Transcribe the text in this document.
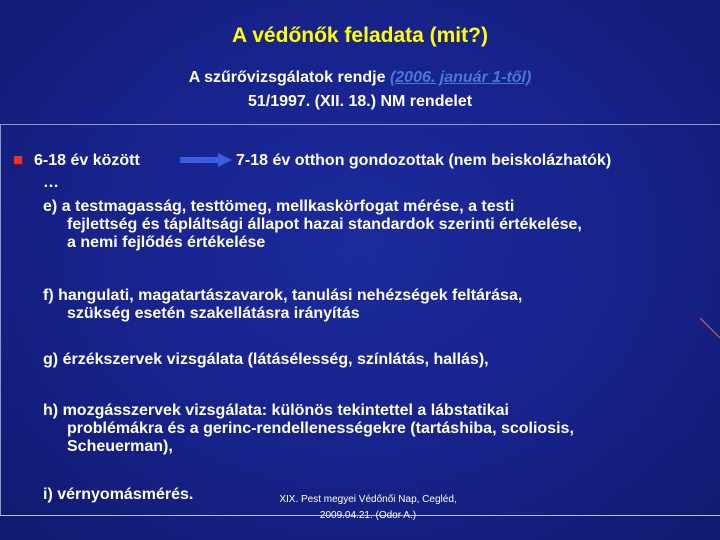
A védőnők feladata (mit?)
A szűrővizsgálatok rendje (2006. január 1-től)
51/1997. (XII. 18.) NM rendelet
6-18 év között	7-18 év otthon gondozottak (nem beiskolázhatók)
…
e) a testmagasság, testtömeg, mellkaskörfogat mérése, a testi
fejlettség és tápláltsági állapot hazai standardok szerinti értékelése,
a nemi fejlődés értékelése
f) hangulati, magatartászavarok, tanulási nehézségek feltárása,
szükség esetén szakellátásra irányítás
g) érzékszervek vizsgálata (látásélesség, színlátás, hallás),
h) mozgásszervek vizsgálata: különös tekintettel a lábstatikai
problémákra és a gerinc-rendellenességekre (tartáshiba, scoliosis,
Scheuerman),
i) vérnyomásmérés.	XIX. Pest megyei Védőnői Nap, Cegléd,
2009.04.21. (Odor A.)
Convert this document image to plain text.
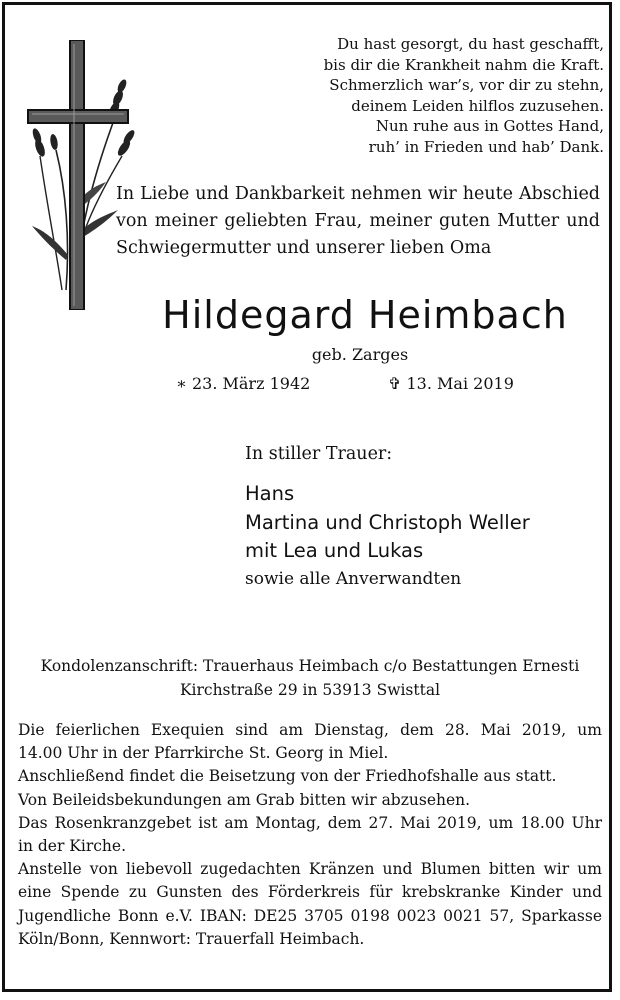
Du hast gesorgt, du hast geschafft,
bis dir die Krankheit nahm die Kraft.
Schmerzlich war’s, vor dir zu stehn,
deinem Leiden hilflos zuzusehen.
Nun ruhe aus in Gottes Hand,
ruh’ in Frieden und hab’ Dank.
In Liebe und Dankbarkeit nehmen wir heute Abschied
von meiner geliebten Frau, meiner guten Mutter und
Schwiegermutter und unserer lieben Oma
Hildegard Heimbach
geb. Zarges
∗ 23. März 1942	✞ 13. Mai 2019
In stiller Trauer:
Hans
Martina und Christoph Weller
mit Lea und Lukas
sowie alle Anverwandten
Kondolenzanschrift: Trauerhaus Heimbach c/o Bestattungen Ernesti
Kirchstraße 29 in 53913 Swisttal
Die feierlichen Exequien sind am Dienstag, dem 28. Mai 2019, um
14.00 Uhr in der Pfarrkirche St. Georg in Miel.
Anschließend findet die Beisetzung von der Friedhofshalle aus statt.
Von Beileidsbekundungen am Grab bitten wir abzusehen.
Das Rosenkranzgebet ist am Montag, dem 27. Mai 2019, um 18.00 Uhr
in der Kirche.
Anstelle von liebevoll zugedachten Kränzen und Blumen bitten wir um
eine Spende zu Gunsten des Förderkreis für krebskranke Kinder und
Jugendliche Bonn e.V. IBAN: DE25 3705 0198 0023 0021 57, Sparkasse
Köln/Bonn, Kennwort: Trauerfall Heimbach.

YOUR INSTRUCTIONS> Pull every line containing "vizsgálata" from the material above.

ANSWER FOR THE TASK>
g) érzékszervek vizsgálata (látásélesség, színlátás, hallás),
h) mozgásszervek vizsgálata: különös tekintettel a lábstatikai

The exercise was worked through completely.